— Work required —
Identify every line containing the word "Continuous" and reproduce each one.

— Records —
----
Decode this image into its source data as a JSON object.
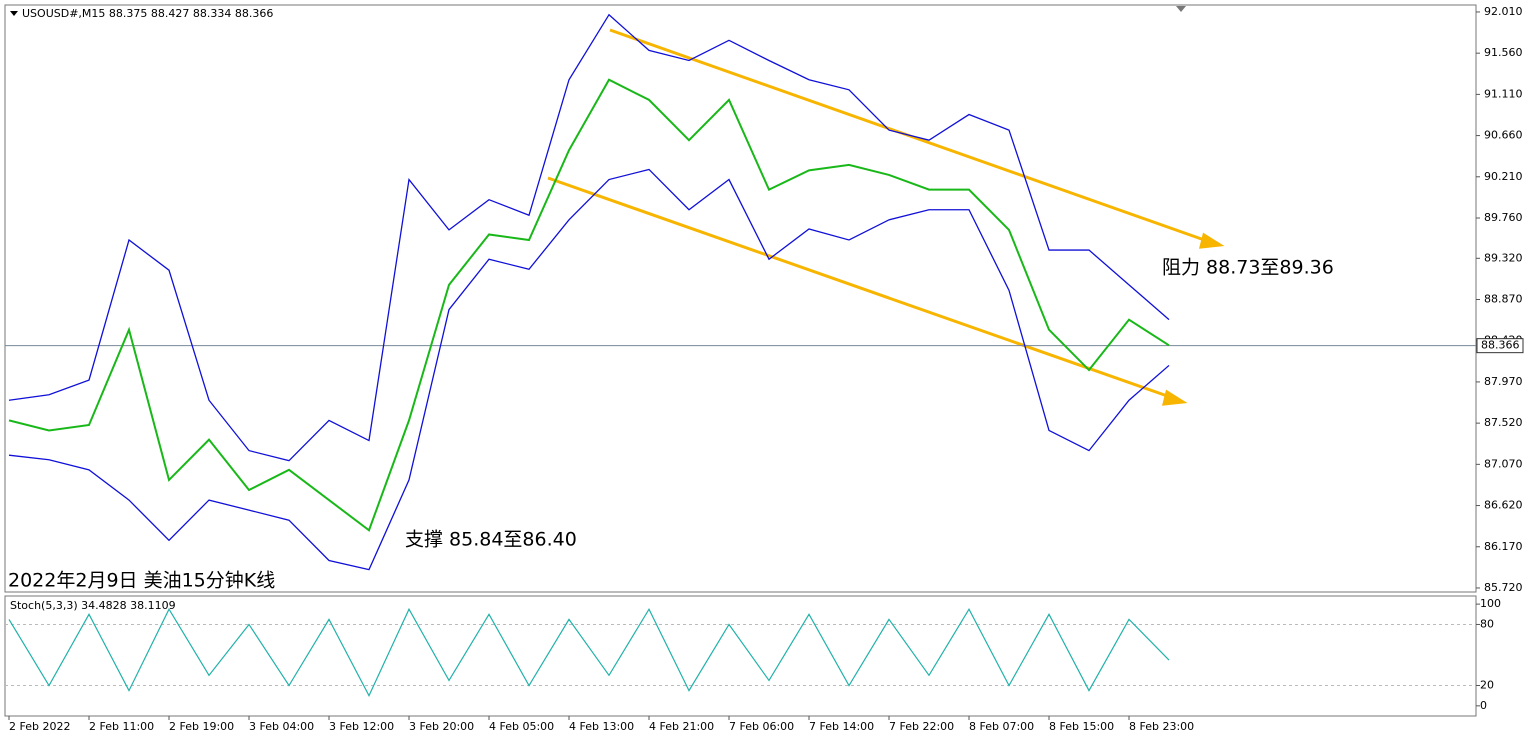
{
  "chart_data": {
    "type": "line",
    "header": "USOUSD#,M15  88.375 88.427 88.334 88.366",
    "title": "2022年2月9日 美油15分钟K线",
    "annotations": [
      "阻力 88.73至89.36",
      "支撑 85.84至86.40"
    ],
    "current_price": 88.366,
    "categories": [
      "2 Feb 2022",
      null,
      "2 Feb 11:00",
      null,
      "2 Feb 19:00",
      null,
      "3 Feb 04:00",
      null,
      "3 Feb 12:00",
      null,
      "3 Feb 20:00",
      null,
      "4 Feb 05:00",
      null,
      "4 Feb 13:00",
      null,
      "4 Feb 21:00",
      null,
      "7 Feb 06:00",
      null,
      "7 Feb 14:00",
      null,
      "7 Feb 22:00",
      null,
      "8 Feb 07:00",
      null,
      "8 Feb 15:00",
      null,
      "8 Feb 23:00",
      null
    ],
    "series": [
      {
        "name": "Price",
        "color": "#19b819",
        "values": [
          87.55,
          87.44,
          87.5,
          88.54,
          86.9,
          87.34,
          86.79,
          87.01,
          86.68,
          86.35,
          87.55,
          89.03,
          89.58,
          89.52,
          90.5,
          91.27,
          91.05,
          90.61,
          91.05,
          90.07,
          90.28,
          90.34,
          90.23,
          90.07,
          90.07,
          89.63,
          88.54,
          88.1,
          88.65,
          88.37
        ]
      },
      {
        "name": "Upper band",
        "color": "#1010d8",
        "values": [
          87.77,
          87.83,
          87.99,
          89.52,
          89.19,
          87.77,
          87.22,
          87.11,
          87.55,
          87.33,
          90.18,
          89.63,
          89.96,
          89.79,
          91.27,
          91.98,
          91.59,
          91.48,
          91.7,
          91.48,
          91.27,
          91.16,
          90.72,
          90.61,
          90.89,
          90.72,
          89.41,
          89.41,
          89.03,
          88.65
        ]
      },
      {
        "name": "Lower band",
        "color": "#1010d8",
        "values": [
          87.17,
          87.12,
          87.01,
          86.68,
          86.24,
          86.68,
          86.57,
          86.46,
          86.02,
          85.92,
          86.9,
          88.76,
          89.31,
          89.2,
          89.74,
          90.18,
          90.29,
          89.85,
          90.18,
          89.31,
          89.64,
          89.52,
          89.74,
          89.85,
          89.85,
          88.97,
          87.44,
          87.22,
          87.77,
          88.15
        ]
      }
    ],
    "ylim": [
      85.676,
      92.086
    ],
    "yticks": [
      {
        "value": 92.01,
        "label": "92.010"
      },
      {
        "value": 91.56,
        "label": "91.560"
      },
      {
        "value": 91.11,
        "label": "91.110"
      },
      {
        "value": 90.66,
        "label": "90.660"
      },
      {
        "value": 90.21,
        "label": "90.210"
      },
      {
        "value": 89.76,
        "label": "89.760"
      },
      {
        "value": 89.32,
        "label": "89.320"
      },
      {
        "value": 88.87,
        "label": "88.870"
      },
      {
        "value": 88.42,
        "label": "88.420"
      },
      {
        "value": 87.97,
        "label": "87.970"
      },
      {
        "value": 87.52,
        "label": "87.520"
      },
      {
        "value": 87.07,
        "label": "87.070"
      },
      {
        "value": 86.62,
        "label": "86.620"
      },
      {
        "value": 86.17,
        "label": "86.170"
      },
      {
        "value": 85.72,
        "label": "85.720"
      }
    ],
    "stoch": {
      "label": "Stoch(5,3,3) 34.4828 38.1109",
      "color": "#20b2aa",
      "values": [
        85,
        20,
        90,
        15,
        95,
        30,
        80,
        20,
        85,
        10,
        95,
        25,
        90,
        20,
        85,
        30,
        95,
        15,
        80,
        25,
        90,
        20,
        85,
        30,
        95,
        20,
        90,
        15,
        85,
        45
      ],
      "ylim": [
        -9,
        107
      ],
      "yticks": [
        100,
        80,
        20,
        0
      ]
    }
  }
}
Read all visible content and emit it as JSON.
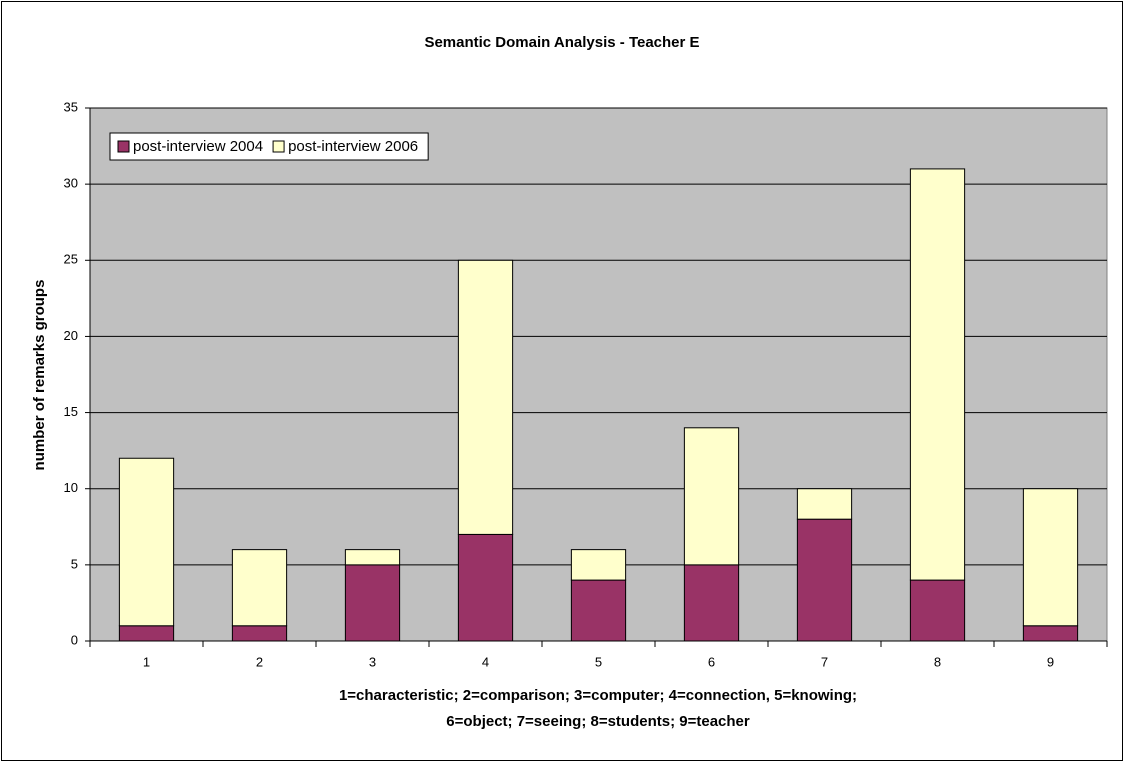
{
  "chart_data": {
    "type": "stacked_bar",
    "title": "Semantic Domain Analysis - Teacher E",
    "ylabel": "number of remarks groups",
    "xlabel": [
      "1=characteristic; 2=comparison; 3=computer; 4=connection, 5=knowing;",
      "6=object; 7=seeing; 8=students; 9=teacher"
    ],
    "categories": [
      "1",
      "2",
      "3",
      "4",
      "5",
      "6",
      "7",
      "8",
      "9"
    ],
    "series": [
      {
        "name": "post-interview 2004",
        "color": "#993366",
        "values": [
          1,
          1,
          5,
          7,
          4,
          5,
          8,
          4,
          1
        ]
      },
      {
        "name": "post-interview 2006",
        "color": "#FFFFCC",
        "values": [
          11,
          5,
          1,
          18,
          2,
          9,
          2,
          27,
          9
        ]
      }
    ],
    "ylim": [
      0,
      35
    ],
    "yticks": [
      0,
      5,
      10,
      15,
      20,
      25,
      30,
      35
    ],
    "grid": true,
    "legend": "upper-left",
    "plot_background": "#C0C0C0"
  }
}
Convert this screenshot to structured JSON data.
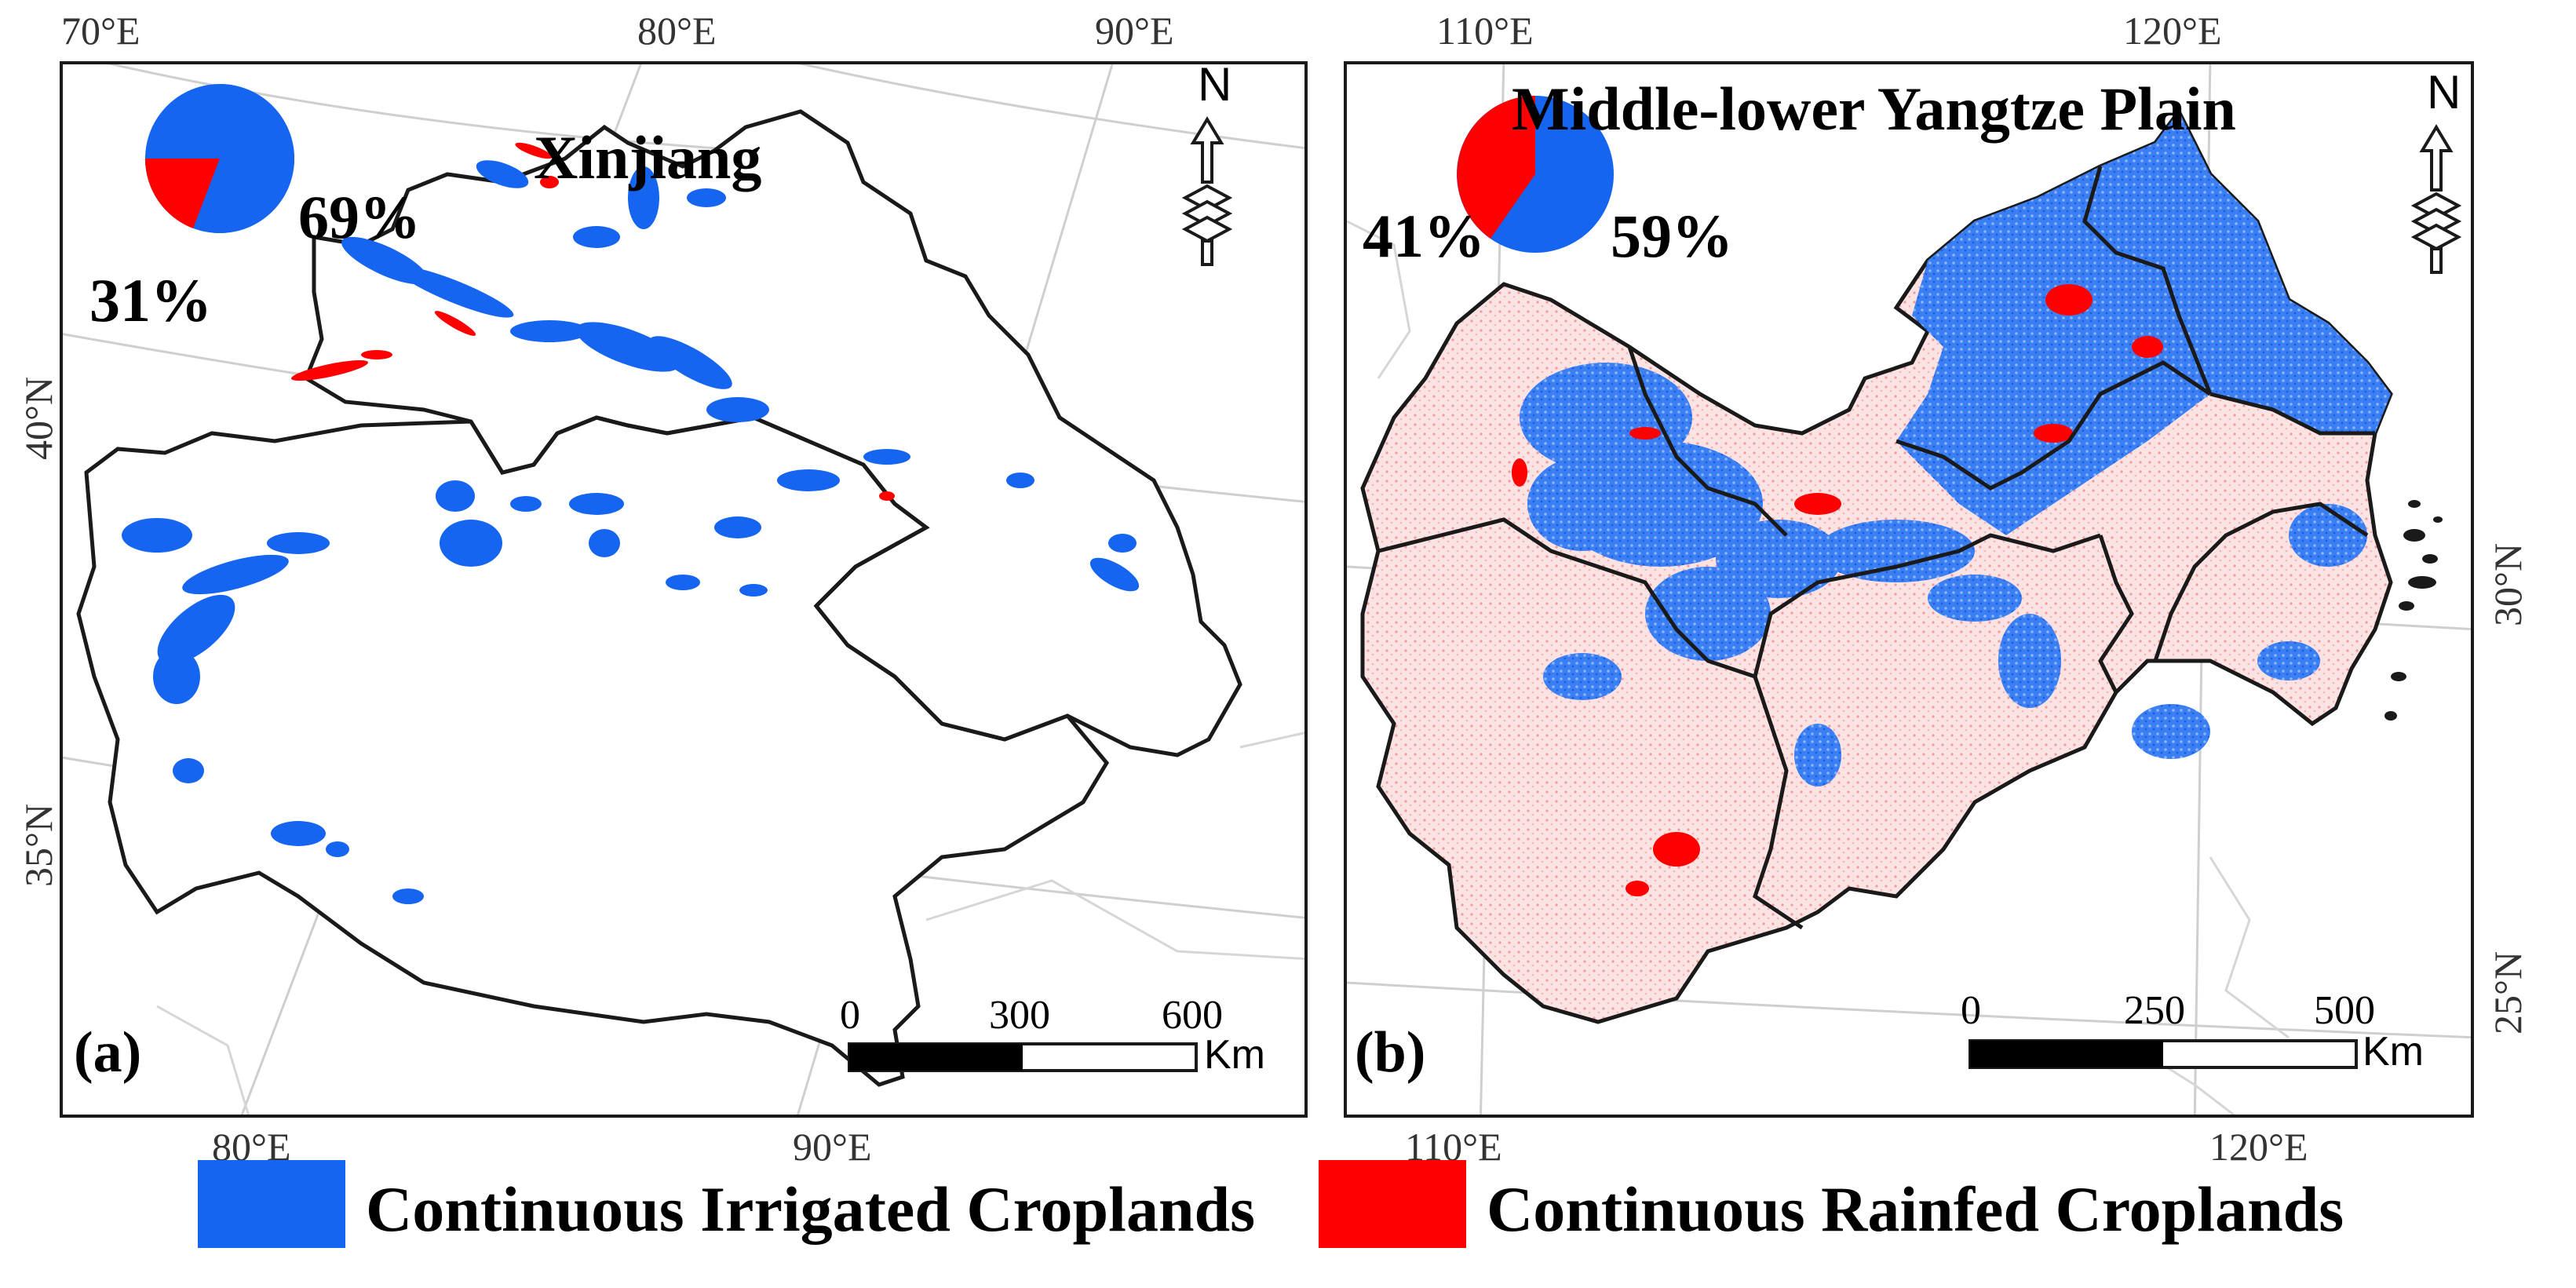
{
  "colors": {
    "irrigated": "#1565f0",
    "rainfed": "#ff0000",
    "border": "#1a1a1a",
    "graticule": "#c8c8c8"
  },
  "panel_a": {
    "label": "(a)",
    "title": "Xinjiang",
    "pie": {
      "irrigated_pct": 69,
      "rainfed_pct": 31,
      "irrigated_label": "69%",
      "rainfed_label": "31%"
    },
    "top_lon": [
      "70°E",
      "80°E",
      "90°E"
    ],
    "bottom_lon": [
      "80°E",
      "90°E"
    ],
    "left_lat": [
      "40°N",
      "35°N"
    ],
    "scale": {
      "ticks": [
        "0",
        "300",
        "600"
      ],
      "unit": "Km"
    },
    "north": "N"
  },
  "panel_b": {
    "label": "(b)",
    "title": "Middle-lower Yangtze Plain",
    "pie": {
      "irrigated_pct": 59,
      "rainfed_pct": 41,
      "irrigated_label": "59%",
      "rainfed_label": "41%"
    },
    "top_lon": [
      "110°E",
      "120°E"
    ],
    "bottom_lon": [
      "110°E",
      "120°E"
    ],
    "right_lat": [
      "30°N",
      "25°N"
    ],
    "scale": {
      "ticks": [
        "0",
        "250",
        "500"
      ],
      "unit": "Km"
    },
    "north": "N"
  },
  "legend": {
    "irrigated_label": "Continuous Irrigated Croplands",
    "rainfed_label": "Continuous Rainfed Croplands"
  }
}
----
— Complete output —
    "irrigated_label": "Continuous Irrigated Croplands",
    "rainfed_label": "Continuous Rainfed Croplands"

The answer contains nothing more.